### EXCERPTED DATA ###

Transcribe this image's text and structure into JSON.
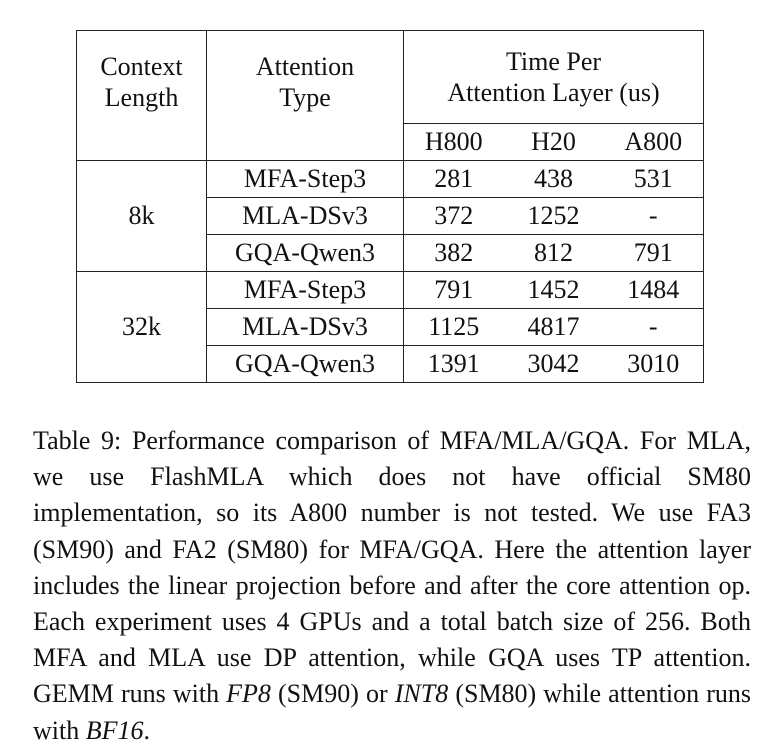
{
  "table": {
    "headers": {
      "context_length_line1": "Context",
      "context_length_line2": "Length",
      "attention_type_line1": "Attention",
      "attention_type_line2": "Type",
      "time_line1": "Time Per",
      "time_line2": "Attention Layer (us)",
      "gpus": [
        "H800",
        "H20",
        "A800"
      ]
    },
    "groups": [
      {
        "context": "8k",
        "rows": [
          {
            "type": "MFA-Step3",
            "values": [
              "281",
              "438",
              "531"
            ]
          },
          {
            "type": "MLA-DSv3",
            "values": [
              "372",
              "1252",
              "-"
            ]
          },
          {
            "type": "GQA-Qwen3",
            "values": [
              "382",
              "812",
              "791"
            ]
          }
        ]
      },
      {
        "context": "32k",
        "rows": [
          {
            "type": "MFA-Step3",
            "values": [
              "791",
              "1452",
              "1484"
            ]
          },
          {
            "type": "MLA-DSv3",
            "values": [
              "1125",
              "4817",
              "-"
            ]
          },
          {
            "type": "GQA-Qwen3",
            "values": [
              "1391",
              "3042",
              "3010"
            ]
          }
        ]
      }
    ]
  },
  "caption": {
    "part1": "Table 9: Performance comparison of MFA/MLA/GQA. For MLA, we use FlashMLA which does not have official SM80 implementation, so its A800 number is not tested. We use FA3 (SM90) and FA2 (SM80) for MFA/GQA. Here the attention layer includes the linear projection before and after the core attention op. Each experiment uses 4 GPUs and a total batch size of 256. Both MFA and MLA use DP attention, while GQA uses TP attention. GEMM runs with ",
    "fp8": "FP8",
    "part2": " (SM90) or ",
    "int8": "INT8",
    "part3": " (SM80) while attention runs with ",
    "bf16": "BF16",
    "part4": "."
  }
}
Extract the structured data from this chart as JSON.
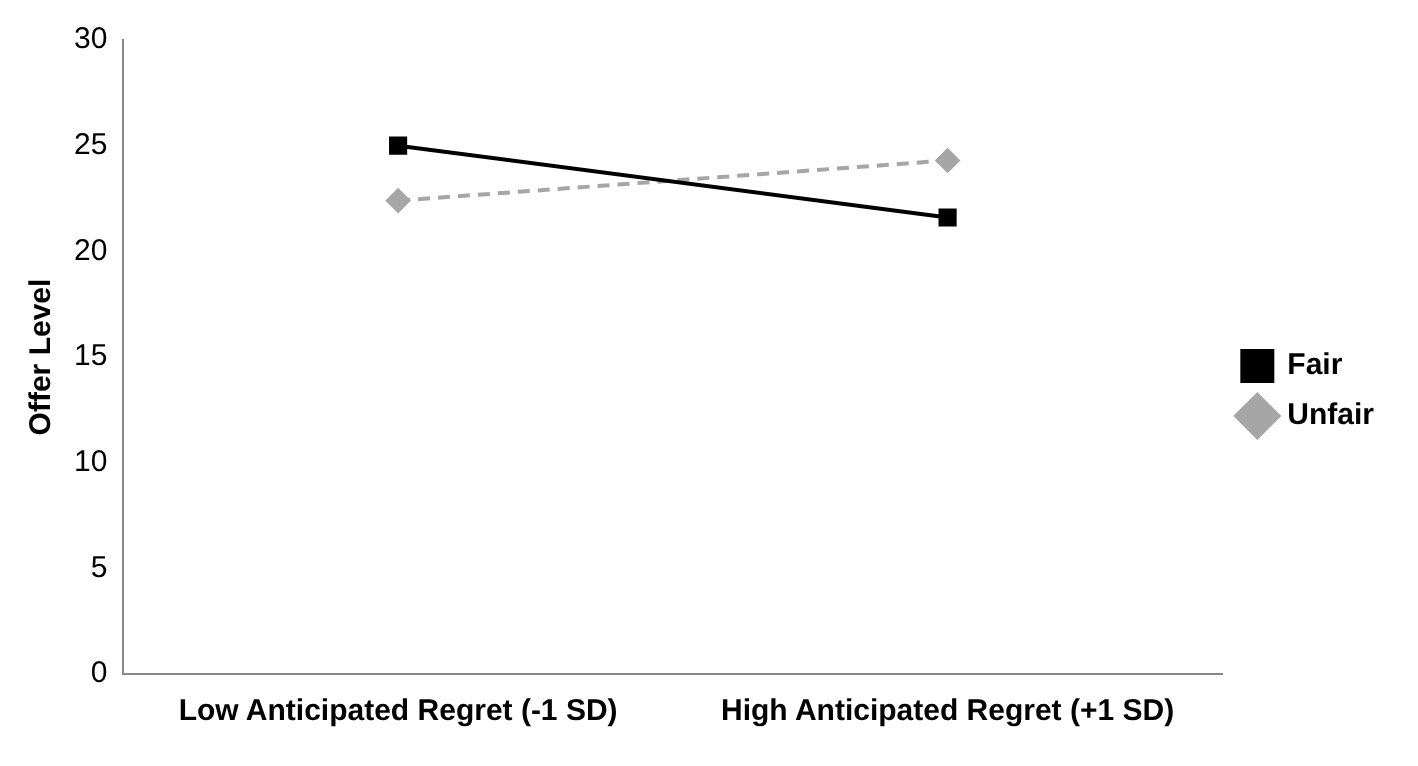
{
  "chart_data": {
    "type": "line",
    "ylabel": "Offer Level",
    "categories": [
      "Low Anticipated Regret (-1 SD)",
      "High Anticipated Regret (+1 SD)"
    ],
    "series": [
      {
        "name": "Fair",
        "color": "#000000",
        "values": [
          25,
          21.6
        ],
        "marker": "square",
        "line_style": "solid"
      },
      {
        "name": "Unfair",
        "color": "#a6a6a6",
        "values": [
          22.4,
          24.3
        ],
        "marker": "diamond",
        "line_style": "dashed"
      }
    ],
    "ylim": [
      0,
      30
    ],
    "yticks": [
      0,
      5,
      10,
      15,
      20,
      25,
      30
    ],
    "grid": false,
    "legend": "right"
  }
}
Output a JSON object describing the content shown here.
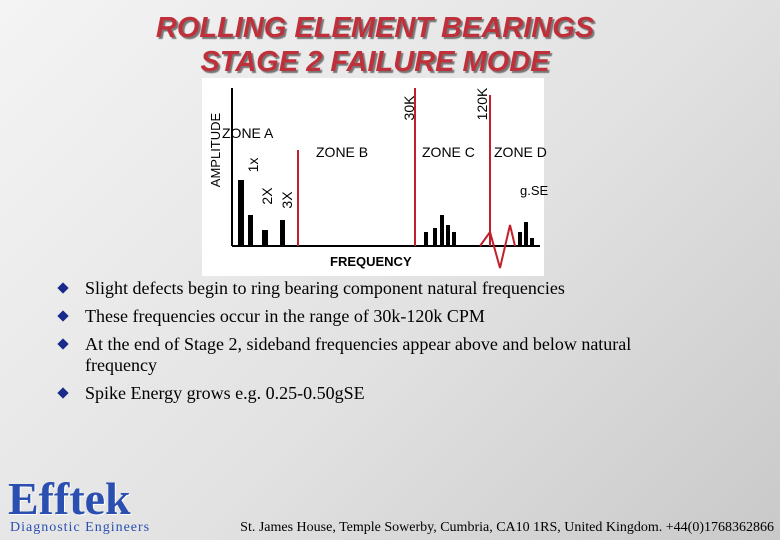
{
  "header": {
    "title_lines": [
      "ROLLING  ELEMENT  BEARINGS",
      "STAGE 2  FAILURE  MODE"
    ]
  },
  "diagram": {
    "y_axis_label": "AMPLITUDE",
    "x_axis_label": "FREQUENCY",
    "zones": [
      "ZONE A",
      "ZONE B",
      "ZONE C",
      "ZONE D"
    ],
    "harmonics": [
      "1x",
      "2X",
      "3X"
    ],
    "markers": [
      "30K",
      "120K"
    ],
    "band_label": "g.SE"
  },
  "bullets": [
    "Slight defects begin to ring bearing component natural frequencies",
    "These frequencies occur in the range of 30k-120k CPM",
    "At the end of Stage 2, sideband frequencies appear above and below natural frequency",
    "Spike Energy grows e.g. 0.25-0.50gSE"
  ],
  "footer": {
    "brand": "Efftek",
    "tagline": "Diagnostic Engineers",
    "address": "St. James House, Temple Sowerby, Cumbria, CA10 1RS, United Kingdom. +44(0)1768362866"
  }
}
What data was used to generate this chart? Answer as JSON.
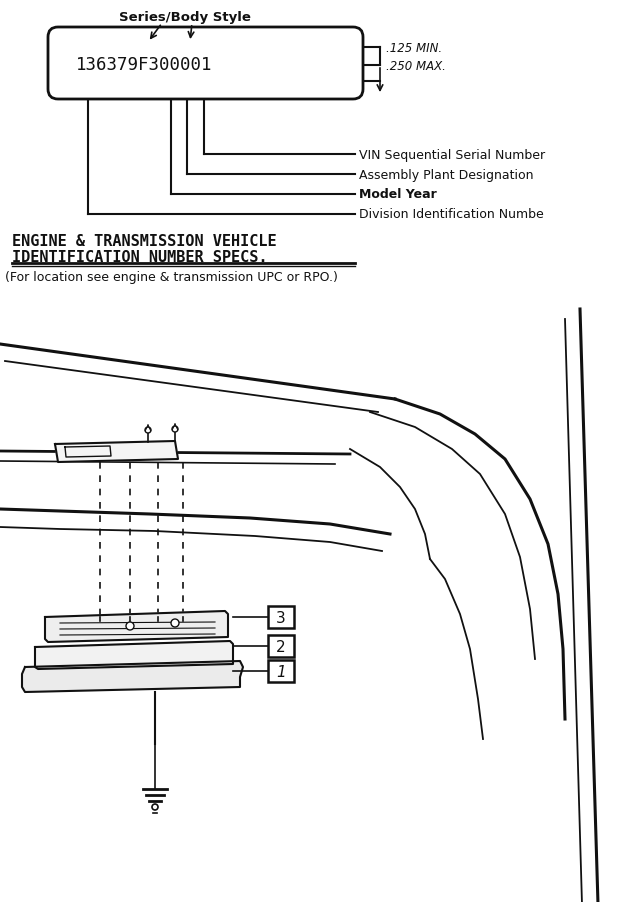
{
  "bg_color": "#ffffff",
  "vin_text": "136379F300001",
  "label_series": "Series/Body Style",
  "label_vin_seq": "VIN Sequential Serial Number",
  "label_plant": "Assembly Plant Designation",
  "label_model": "Model Year",
  "label_division": "Division Identification Numbe",
  "dim_text1": ".125 MIN.",
  "dim_text2": ".250 MAX.",
  "title_line1": "ENGINE & TRANSMISSION VEHICLE",
  "title_line2": "IDENTIFICATION NUMBER SPECS.",
  "subtitle": "(For location see engine & transmission UPC or RPO.)",
  "font_color": "#111111"
}
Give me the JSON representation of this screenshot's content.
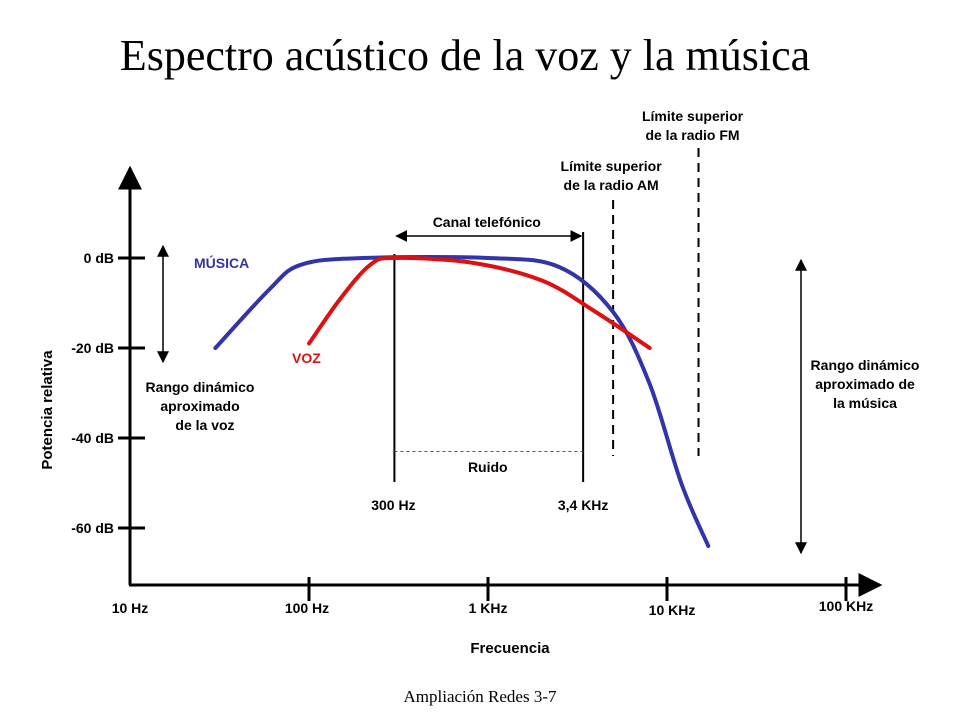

###

GOAL — Without the pictures, repeat exactly the lines running from the line containing "What data was" through the end of the data, both ends included.

FULL OUTPUT —
What data was used to generate this chart? Answer as JSON.
{
  "bg_color": "#ffffff",
  "vin_text": "136379F300001",
  "label_series": "Series/Body Style",
  "label_vin_seq": "VIN Sequential Serial Number",
  "label_plant": "Assembly Plant Designation",
  "label_model": "Model Year",
  "label_division": "Division Identification Numbe",
  "dim_text1": ".125 MIN.",
  "dim_text2": ".250 MAX.",
  "title_line1": "ENGINE & TRANSMISSION VEHICLE",
  "title_line2": "IDENTIFICATION NUMBER SPECS.",
  "subtitle": "(For location see engine & transmission UPC or RPO.)",
  "font_color": "#111111"
}
Give me the JSON representation of this screenshot's content.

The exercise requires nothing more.